*TASK*: All of the lines below are to be transcribed faithfully, with pictures excluded from the copy.

*GIVEN RECORDS*:
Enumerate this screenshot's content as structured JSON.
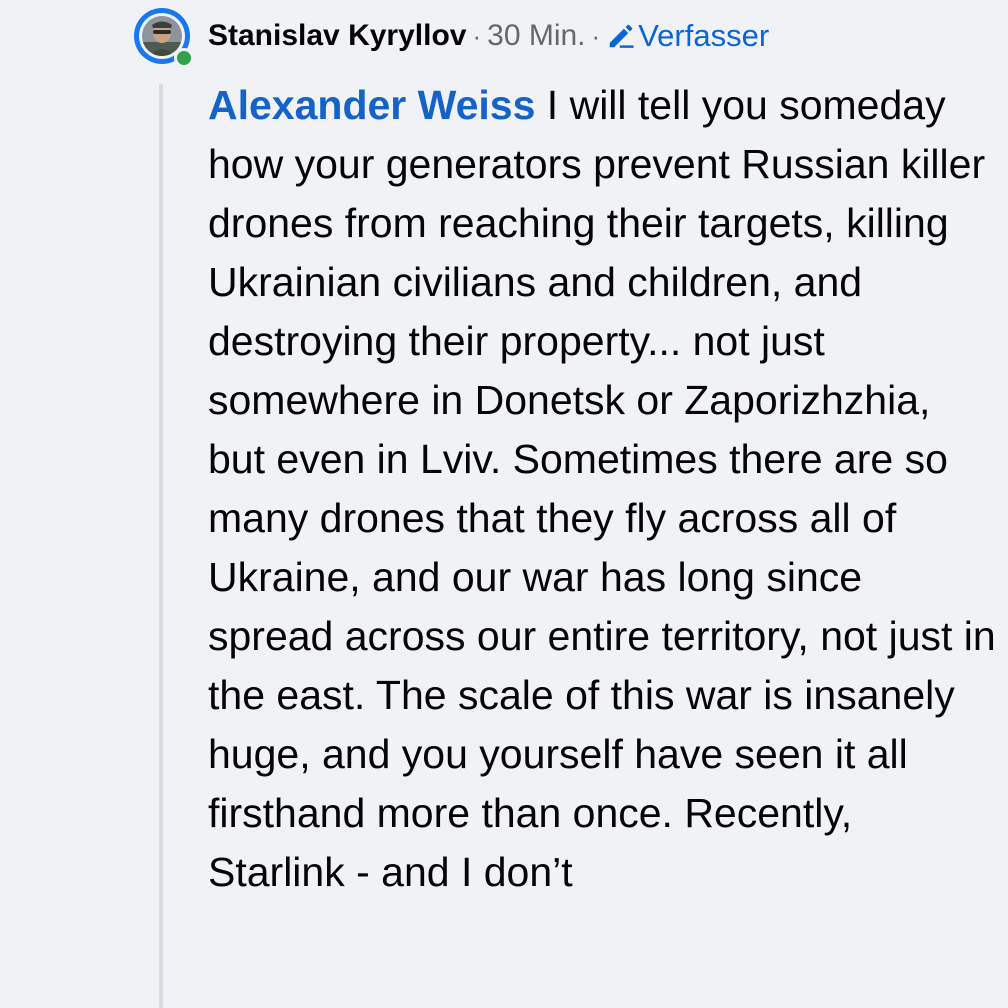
{
  "comment": {
    "author": "Stanislav Kyryllov",
    "separator": "·",
    "time": "30 Min.",
    "badge_icon": "pencil-icon",
    "badge_label": "Verfasser",
    "mention": "Alexander Weiss",
    "text": " I will tell you someday how your generators prevent Russian killer drones from reaching their targets, killing Ukrainian civilians and children, and destroying their property... not just somewhere in Donetsk or Zaporizhzhia, but even in Lviv. Sometimes there are so many drones that they fly across all of Ukraine, and our war has long since spread across our entire territory, not just in the east. The scale of this war is insanely huge, and you yourself have seen it all firsthand more than once. Recently, Starlink - and I don’t"
  },
  "colors": {
    "background": "#f0f2f5",
    "mention": "#1562c8",
    "badge": "#0a66d8",
    "online": "#31a24c",
    "avatar_ring": "#1877f2"
  }
}
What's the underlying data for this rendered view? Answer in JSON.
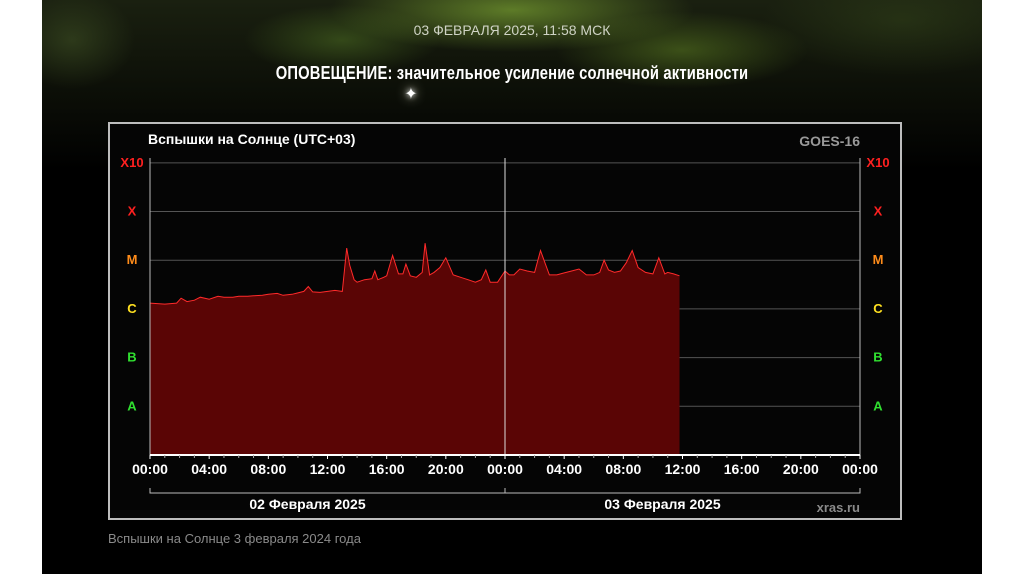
{
  "header": {
    "date_time": "03 ФЕВРАЛЯ 2025, 11:58 МСК",
    "alert_label": "ОПОВЕЩЕНИЕ:",
    "alert_text": " значительное усиление солнечной активности"
  },
  "caption": "Вспышки на Солнце 3 февраля 2024 года",
  "colors": {
    "fill": "#5a0505",
    "line": "#ff2a2a",
    "class_x10": "#ff2020",
    "class_x": "#ff2020",
    "class_m": "#ff8c1a",
    "class_c": "#ffe020",
    "class_b": "#30e030",
    "class_a": "#30e030"
  },
  "chart_data": {
    "type": "area",
    "title": "Вспышки на Солнце (UTC+03)",
    "source": "GOES-16",
    "credit": "xras.ru",
    "y_scale": "log",
    "y_ticks": [
      "A",
      "B",
      "C",
      "M",
      "X",
      "X10"
    ],
    "y_range_classes": [
      "A",
      "X10"
    ],
    "x_ticks": [
      "00:00",
      "04:00",
      "08:00",
      "12:00",
      "16:00",
      "20:00",
      "00:00",
      "04:00",
      "08:00",
      "12:00",
      "16:00",
      "20:00",
      "00:00"
    ],
    "date_labels": [
      "02 Февраля 2025",
      "03 Февраля 2025"
    ],
    "grid": true,
    "x_range_hours": [
      0,
      48
    ],
    "series": [
      {
        "values_note": "flux level in class units (1=A..6=X10 boundaries)",
        "x": [
          0,
          1,
          1.8,
          2.1,
          2.5,
          3,
          3.4,
          4,
          4.6,
          5,
          5.6,
          6,
          6.6,
          7,
          7.6,
          8,
          8.6,
          9,
          9.6,
          10,
          10.4,
          10.7,
          11,
          11.5,
          12,
          12.5,
          13,
          13.3,
          13.5,
          13.8,
          14,
          14.5,
          15,
          15.2,
          15.4,
          15.8,
          16,
          16.4,
          16.8,
          17.1,
          17.3,
          17.6,
          18,
          18.4,
          18.6,
          18.9,
          19.2,
          19.6,
          20,
          20.5,
          21,
          21.5,
          22,
          22.4,
          22.7,
          23,
          23.5,
          24,
          24.3,
          24.6,
          25,
          25.5,
          26,
          26.4,
          26.7,
          27,
          27.5,
          28,
          28.5,
          29,
          29.5,
          30,
          30.4,
          30.7,
          31,
          31.4,
          31.8,
          32.2,
          32.6,
          33,
          33.5,
          34,
          34.4,
          34.8,
          35,
          35.4,
          35.8
        ],
        "y": [
          3.12,
          3.1,
          3.12,
          3.22,
          3.15,
          3.18,
          3.24,
          3.2,
          3.26,
          3.24,
          3.24,
          3.26,
          3.26,
          3.27,
          3.28,
          3.3,
          3.32,
          3.28,
          3.3,
          3.33,
          3.36,
          3.46,
          3.35,
          3.34,
          3.36,
          3.38,
          3.36,
          4.25,
          3.9,
          3.6,
          3.55,
          3.6,
          3.62,
          3.78,
          3.6,
          3.65,
          3.68,
          4.1,
          3.72,
          3.72,
          3.92,
          3.68,
          3.65,
          3.75,
          4.35,
          3.7,
          3.75,
          3.85,
          4.05,
          3.7,
          3.65,
          3.6,
          3.55,
          3.6,
          3.8,
          3.55,
          3.55,
          3.78,
          3.7,
          3.7,
          3.82,
          3.78,
          3.75,
          4.2,
          3.95,
          3.7,
          3.7,
          3.74,
          3.78,
          3.82,
          3.7,
          3.7,
          3.75,
          4.0,
          3.8,
          3.75,
          3.78,
          3.95,
          4.2,
          3.85,
          3.75,
          3.72,
          4.05,
          3.72,
          3.75,
          3.72,
          3.68
        ]
      }
    ]
  }
}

*FINISHED ANSWER*:
Enumerate this screenshot's content as structured JSON.
{
  "comment": {
    "author": "Stanislav Kyryllov",
    "separator": "·",
    "time": "30 Min.",
    "badge_icon": "pencil-icon",
    "badge_label": "Verfasser",
    "mention": "Alexander Weiss",
    "text": " I will tell you someday how your generators prevent Russian killer drones from reaching their targets, killing Ukrainian civilians and children, and destroying their property... not just somewhere in Donetsk or Zaporizhzhia, but even in Lviv. Sometimes there are so many drones that they fly across all of Ukraine, and our war has long since spread across our entire territory, not just in the east. The scale of this war is insanely huge, and you yourself have seen it all firsthand more than once. Recently, Starlink - and I don’t"
  },
  "colors": {
    "background": "#f0f2f5",
    "mention": "#1562c8",
    "badge": "#0a66d8",
    "online": "#31a24c",
    "avatar_ring": "#1877f2"
  }
}
What's the underlying data for this rendered view? Answer in JSON.
{
  "header": {
    "date_time": "03 ФЕВРАЛЯ 2025, 11:58 МСК",
    "alert_label": "ОПОВЕЩЕНИЕ:",
    "alert_text": " значительное усиление солнечной активности"
  },
  "caption": "Вспышки на Солнце 3 февраля 2024 года",
  "colors": {
    "fill": "#5a0505",
    "line": "#ff2a2a",
    "class_x10": "#ff2020",
    "class_x": "#ff2020",
    "class_m": "#ff8c1a",
    "class_c": "#ffe020",
    "class_b": "#30e030",
    "class_a": "#30e030"
  },
  "chart_data": {
    "type": "area",
    "title": "Вспышки на Солнце (UTC+03)",
    "source": "GOES-16",
    "credit": "xras.ru",
    "y_scale": "log",
    "y_ticks": [
      "A",
      "B",
      "C",
      "M",
      "X",
      "X10"
    ],
    "y_range_classes": [
      "A",
      "X10"
    ],
    "x_ticks": [
      "00:00",
      "04:00",
      "08:00",
      "12:00",
      "16:00",
      "20:00",
      "00:00",
      "04:00",
      "08:00",
      "12:00",
      "16:00",
      "20:00",
      "00:00"
    ],
    "date_labels": [
      "02 Февраля 2025",
      "03 Февраля 2025"
    ],
    "grid": true,
    "x_range_hours": [
      0,
      48
    ],
    "series": [
      {
        "values_note": "flux level in class units (1=A..6=X10 boundaries)",
        "x": [
          0,
          1,
          1.8,
          2.1,
          2.5,
          3,
          3.4,
          4,
          4.6,
          5,
          5.6,
          6,
          6.6,
          7,
          7.6,
          8,
          8.6,
          9,
          9.6,
          10,
          10.4,
          10.7,
          11,
          11.5,
          12,
          12.5,
          13,
          13.3,
          13.5,
          13.8,
          14,
          14.5,
          15,
          15.2,
          15.4,
          15.8,
          16,
          16.4,
          16.8,
          17.1,
          17.3,
          17.6,
          18,
          18.4,
          18.6,
          18.9,
          19.2,
          19.6,
          20,
          20.5,
          21,
          21.5,
          22,
          22.4,
          22.7,
          23,
          23.5,
          24,
          24.3,
          24.6,
          25,
          25.5,
          26,
          26.4,
          26.7,
          27,
          27.5,
          28,
          28.5,
          29,
          29.5,
          30,
          30.4,
          30.7,
          31,
          31.4,
          31.8,
          32.2,
          32.6,
          33,
          33.5,
          34,
          34.4,
          34.8,
          35,
          35.4,
          35.8
        ],
        "y": [
          3.12,
          3.1,
          3.12,
          3.22,
          3.15,
          3.18,
          3.24,
          3.2,
          3.26,
          3.24,
          3.24,
          3.26,
          3.26,
          3.27,
          3.28,
          3.3,
          3.32,
          3.28,
          3.3,
          3.33,
          3.36,
          3.46,
          3.35,
          3.34,
          3.36,
          3.38,
          3.36,
          4.25,
          3.9,
          3.6,
          3.55,
          3.6,
          3.62,
          3.78,
          3.6,
          3.65,
          3.68,
          4.1,
          3.72,
          3.72,
          3.92,
          3.68,
          3.65,
          3.75,
          4.35,
          3.7,
          3.75,
          3.85,
          4.05,
          3.7,
          3.65,
          3.6,
          3.55,
          3.6,
          3.8,
          3.55,
          3.55,
          3.78,
          3.7,
          3.7,
          3.82,
          3.78,
          3.75,
          4.2,
          3.95,
          3.7,
          3.7,
          3.74,
          3.78,
          3.82,
          3.7,
          3.7,
          3.75,
          4.0,
          3.8,
          3.75,
          3.78,
          3.95,
          4.2,
          3.85,
          3.75,
          3.72,
          4.05,
          3.72,
          3.75,
          3.72,
          3.68
        ]
      }
    ]
  }
}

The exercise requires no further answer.